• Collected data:
● ● ● ● ● ● ●

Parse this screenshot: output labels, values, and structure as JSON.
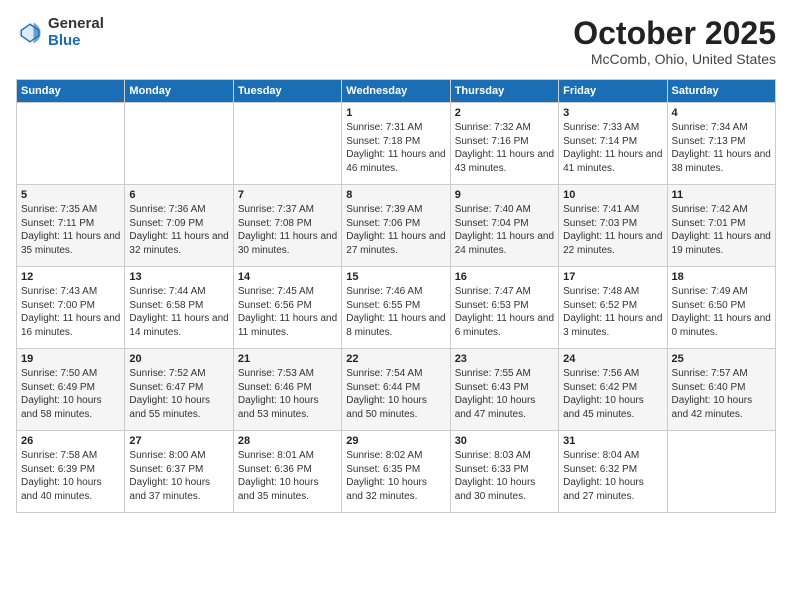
{
  "header": {
    "logo_general": "General",
    "logo_blue": "Blue",
    "month_title": "October 2025",
    "location": "McComb, Ohio, United States"
  },
  "days_of_week": [
    "Sunday",
    "Monday",
    "Tuesday",
    "Wednesday",
    "Thursday",
    "Friday",
    "Saturday"
  ],
  "weeks": [
    [
      {
        "num": "",
        "info": ""
      },
      {
        "num": "",
        "info": ""
      },
      {
        "num": "",
        "info": ""
      },
      {
        "num": "1",
        "info": "Sunrise: 7:31 AM\nSunset: 7:18 PM\nDaylight: 11 hours\nand 46 minutes."
      },
      {
        "num": "2",
        "info": "Sunrise: 7:32 AM\nSunset: 7:16 PM\nDaylight: 11 hours\nand 43 minutes."
      },
      {
        "num": "3",
        "info": "Sunrise: 7:33 AM\nSunset: 7:14 PM\nDaylight: 11 hours\nand 41 minutes."
      },
      {
        "num": "4",
        "info": "Sunrise: 7:34 AM\nSunset: 7:13 PM\nDaylight: 11 hours\nand 38 minutes."
      }
    ],
    [
      {
        "num": "5",
        "info": "Sunrise: 7:35 AM\nSunset: 7:11 PM\nDaylight: 11 hours\nand 35 minutes."
      },
      {
        "num": "6",
        "info": "Sunrise: 7:36 AM\nSunset: 7:09 PM\nDaylight: 11 hours\nand 32 minutes."
      },
      {
        "num": "7",
        "info": "Sunrise: 7:37 AM\nSunset: 7:08 PM\nDaylight: 11 hours\nand 30 minutes."
      },
      {
        "num": "8",
        "info": "Sunrise: 7:39 AM\nSunset: 7:06 PM\nDaylight: 11 hours\nand 27 minutes."
      },
      {
        "num": "9",
        "info": "Sunrise: 7:40 AM\nSunset: 7:04 PM\nDaylight: 11 hours\nand 24 minutes."
      },
      {
        "num": "10",
        "info": "Sunrise: 7:41 AM\nSunset: 7:03 PM\nDaylight: 11 hours\nand 22 minutes."
      },
      {
        "num": "11",
        "info": "Sunrise: 7:42 AM\nSunset: 7:01 PM\nDaylight: 11 hours\nand 19 minutes."
      }
    ],
    [
      {
        "num": "12",
        "info": "Sunrise: 7:43 AM\nSunset: 7:00 PM\nDaylight: 11 hours\nand 16 minutes."
      },
      {
        "num": "13",
        "info": "Sunrise: 7:44 AM\nSunset: 6:58 PM\nDaylight: 11 hours\nand 14 minutes."
      },
      {
        "num": "14",
        "info": "Sunrise: 7:45 AM\nSunset: 6:56 PM\nDaylight: 11 hours\nand 11 minutes."
      },
      {
        "num": "15",
        "info": "Sunrise: 7:46 AM\nSunset: 6:55 PM\nDaylight: 11 hours\nand 8 minutes."
      },
      {
        "num": "16",
        "info": "Sunrise: 7:47 AM\nSunset: 6:53 PM\nDaylight: 11 hours\nand 6 minutes."
      },
      {
        "num": "17",
        "info": "Sunrise: 7:48 AM\nSunset: 6:52 PM\nDaylight: 11 hours\nand 3 minutes."
      },
      {
        "num": "18",
        "info": "Sunrise: 7:49 AM\nSunset: 6:50 PM\nDaylight: 11 hours\nand 0 minutes."
      }
    ],
    [
      {
        "num": "19",
        "info": "Sunrise: 7:50 AM\nSunset: 6:49 PM\nDaylight: 10 hours\nand 58 minutes."
      },
      {
        "num": "20",
        "info": "Sunrise: 7:52 AM\nSunset: 6:47 PM\nDaylight: 10 hours\nand 55 minutes."
      },
      {
        "num": "21",
        "info": "Sunrise: 7:53 AM\nSunset: 6:46 PM\nDaylight: 10 hours\nand 53 minutes."
      },
      {
        "num": "22",
        "info": "Sunrise: 7:54 AM\nSunset: 6:44 PM\nDaylight: 10 hours\nand 50 minutes."
      },
      {
        "num": "23",
        "info": "Sunrise: 7:55 AM\nSunset: 6:43 PM\nDaylight: 10 hours\nand 47 minutes."
      },
      {
        "num": "24",
        "info": "Sunrise: 7:56 AM\nSunset: 6:42 PM\nDaylight: 10 hours\nand 45 minutes."
      },
      {
        "num": "25",
        "info": "Sunrise: 7:57 AM\nSunset: 6:40 PM\nDaylight: 10 hours\nand 42 minutes."
      }
    ],
    [
      {
        "num": "26",
        "info": "Sunrise: 7:58 AM\nSunset: 6:39 PM\nDaylight: 10 hours\nand 40 minutes."
      },
      {
        "num": "27",
        "info": "Sunrise: 8:00 AM\nSunset: 6:37 PM\nDaylight: 10 hours\nand 37 minutes."
      },
      {
        "num": "28",
        "info": "Sunrise: 8:01 AM\nSunset: 6:36 PM\nDaylight: 10 hours\nand 35 minutes."
      },
      {
        "num": "29",
        "info": "Sunrise: 8:02 AM\nSunset: 6:35 PM\nDaylight: 10 hours\nand 32 minutes."
      },
      {
        "num": "30",
        "info": "Sunrise: 8:03 AM\nSunset: 6:33 PM\nDaylight: 10 hours\nand 30 minutes."
      },
      {
        "num": "31",
        "info": "Sunrise: 8:04 AM\nSunset: 6:32 PM\nDaylight: 10 hours\nand 27 minutes."
      },
      {
        "num": "",
        "info": ""
      }
    ]
  ]
}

● ● ● ● ● ● ●

• Brief: Copy out each record shown above without alteration, skipping any picture.

• Correct answer:
Parse this screenshot: output labels, values, and structure as JSON.
{
  "header": {
    "logo_general": "General",
    "logo_blue": "Blue",
    "month_title": "October 2025",
    "location": "McComb, Ohio, United States"
  },
  "days_of_week": [
    "Sunday",
    "Monday",
    "Tuesday",
    "Wednesday",
    "Thursday",
    "Friday",
    "Saturday"
  ],
  "weeks": [
    [
      {
        "num": "",
        "info": ""
      },
      {
        "num": "",
        "info": ""
      },
      {
        "num": "",
        "info": ""
      },
      {
        "num": "1",
        "info": "Sunrise: 7:31 AM\nSunset: 7:18 PM\nDaylight: 11 hours\nand 46 minutes."
      },
      {
        "num": "2",
        "info": "Sunrise: 7:32 AM\nSunset: 7:16 PM\nDaylight: 11 hours\nand 43 minutes."
      },
      {
        "num": "3",
        "info": "Sunrise: 7:33 AM\nSunset: 7:14 PM\nDaylight: 11 hours\nand 41 minutes."
      },
      {
        "num": "4",
        "info": "Sunrise: 7:34 AM\nSunset: 7:13 PM\nDaylight: 11 hours\nand 38 minutes."
      }
    ],
    [
      {
        "num": "5",
        "info": "Sunrise: 7:35 AM\nSunset: 7:11 PM\nDaylight: 11 hours\nand 35 minutes."
      },
      {
        "num": "6",
        "info": "Sunrise: 7:36 AM\nSunset: 7:09 PM\nDaylight: 11 hours\nand 32 minutes."
      },
      {
        "num": "7",
        "info": "Sunrise: 7:37 AM\nSunset: 7:08 PM\nDaylight: 11 hours\nand 30 minutes."
      },
      {
        "num": "8",
        "info": "Sunrise: 7:39 AM\nSunset: 7:06 PM\nDaylight: 11 hours\nand 27 minutes."
      },
      {
        "num": "9",
        "info": "Sunrise: 7:40 AM\nSunset: 7:04 PM\nDaylight: 11 hours\nand 24 minutes."
      },
      {
        "num": "10",
        "info": "Sunrise: 7:41 AM\nSunset: 7:03 PM\nDaylight: 11 hours\nand 22 minutes."
      },
      {
        "num": "11",
        "info": "Sunrise: 7:42 AM\nSunset: 7:01 PM\nDaylight: 11 hours\nand 19 minutes."
      }
    ],
    [
      {
        "num": "12",
        "info": "Sunrise: 7:43 AM\nSunset: 7:00 PM\nDaylight: 11 hours\nand 16 minutes."
      },
      {
        "num": "13",
        "info": "Sunrise: 7:44 AM\nSunset: 6:58 PM\nDaylight: 11 hours\nand 14 minutes."
      },
      {
        "num": "14",
        "info": "Sunrise: 7:45 AM\nSunset: 6:56 PM\nDaylight: 11 hours\nand 11 minutes."
      },
      {
        "num": "15",
        "info": "Sunrise: 7:46 AM\nSunset: 6:55 PM\nDaylight: 11 hours\nand 8 minutes."
      },
      {
        "num": "16",
        "info": "Sunrise: 7:47 AM\nSunset: 6:53 PM\nDaylight: 11 hours\nand 6 minutes."
      },
      {
        "num": "17",
        "info": "Sunrise: 7:48 AM\nSunset: 6:52 PM\nDaylight: 11 hours\nand 3 minutes."
      },
      {
        "num": "18",
        "info": "Sunrise: 7:49 AM\nSunset: 6:50 PM\nDaylight: 11 hours\nand 0 minutes."
      }
    ],
    [
      {
        "num": "19",
        "info": "Sunrise: 7:50 AM\nSunset: 6:49 PM\nDaylight: 10 hours\nand 58 minutes."
      },
      {
        "num": "20",
        "info": "Sunrise: 7:52 AM\nSunset: 6:47 PM\nDaylight: 10 hours\nand 55 minutes."
      },
      {
        "num": "21",
        "info": "Sunrise: 7:53 AM\nSunset: 6:46 PM\nDaylight: 10 hours\nand 53 minutes."
      },
      {
        "num": "22",
        "info": "Sunrise: 7:54 AM\nSunset: 6:44 PM\nDaylight: 10 hours\nand 50 minutes."
      },
      {
        "num": "23",
        "info": "Sunrise: 7:55 AM\nSunset: 6:43 PM\nDaylight: 10 hours\nand 47 minutes."
      },
      {
        "num": "24",
        "info": "Sunrise: 7:56 AM\nSunset: 6:42 PM\nDaylight: 10 hours\nand 45 minutes."
      },
      {
        "num": "25",
        "info": "Sunrise: 7:57 AM\nSunset: 6:40 PM\nDaylight: 10 hours\nand 42 minutes."
      }
    ],
    [
      {
        "num": "26",
        "info": "Sunrise: 7:58 AM\nSunset: 6:39 PM\nDaylight: 10 hours\nand 40 minutes."
      },
      {
        "num": "27",
        "info": "Sunrise: 8:00 AM\nSunset: 6:37 PM\nDaylight: 10 hours\nand 37 minutes."
      },
      {
        "num": "28",
        "info": "Sunrise: 8:01 AM\nSunset: 6:36 PM\nDaylight: 10 hours\nand 35 minutes."
      },
      {
        "num": "29",
        "info": "Sunrise: 8:02 AM\nSunset: 6:35 PM\nDaylight: 10 hours\nand 32 minutes."
      },
      {
        "num": "30",
        "info": "Sunrise: 8:03 AM\nSunset: 6:33 PM\nDaylight: 10 hours\nand 30 minutes."
      },
      {
        "num": "31",
        "info": "Sunrise: 8:04 AM\nSunset: 6:32 PM\nDaylight: 10 hours\nand 27 minutes."
      },
      {
        "num": "",
        "info": ""
      }
    ]
  ]
}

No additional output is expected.